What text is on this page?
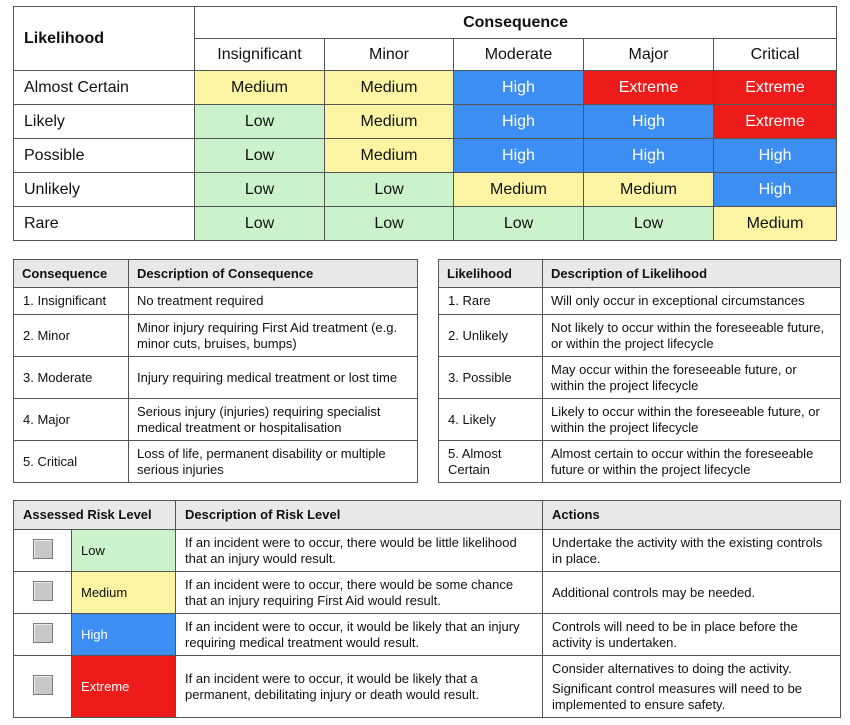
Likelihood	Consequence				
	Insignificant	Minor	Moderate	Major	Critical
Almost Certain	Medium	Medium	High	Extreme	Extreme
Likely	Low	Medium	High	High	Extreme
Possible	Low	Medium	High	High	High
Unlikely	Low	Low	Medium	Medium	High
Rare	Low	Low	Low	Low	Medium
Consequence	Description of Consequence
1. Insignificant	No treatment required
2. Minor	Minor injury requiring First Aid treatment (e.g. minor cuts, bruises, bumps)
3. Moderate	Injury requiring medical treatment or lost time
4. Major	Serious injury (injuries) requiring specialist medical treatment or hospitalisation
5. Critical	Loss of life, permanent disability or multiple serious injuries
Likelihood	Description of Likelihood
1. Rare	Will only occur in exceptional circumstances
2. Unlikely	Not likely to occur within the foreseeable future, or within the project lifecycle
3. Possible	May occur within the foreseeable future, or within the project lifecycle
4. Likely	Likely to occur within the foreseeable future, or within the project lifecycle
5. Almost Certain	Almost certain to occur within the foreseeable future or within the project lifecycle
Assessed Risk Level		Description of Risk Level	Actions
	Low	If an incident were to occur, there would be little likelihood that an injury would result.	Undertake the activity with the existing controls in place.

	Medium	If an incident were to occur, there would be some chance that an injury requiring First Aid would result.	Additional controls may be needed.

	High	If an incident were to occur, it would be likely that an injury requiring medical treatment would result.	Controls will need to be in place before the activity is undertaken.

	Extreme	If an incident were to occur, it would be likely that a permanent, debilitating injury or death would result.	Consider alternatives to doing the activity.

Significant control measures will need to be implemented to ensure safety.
+-------+
**TASK PROMPT**
From the data, collect all lines where the string "there" appears.

**REPLY**
	Low	If an incident were to occur, there would be little likelihood that an injury would result.	Undertake the activity with the existing controls in place.
	Medium	If an incident were to occur, there would be some chance that an injury requiring First Aid would result.	Additional controls may be needed.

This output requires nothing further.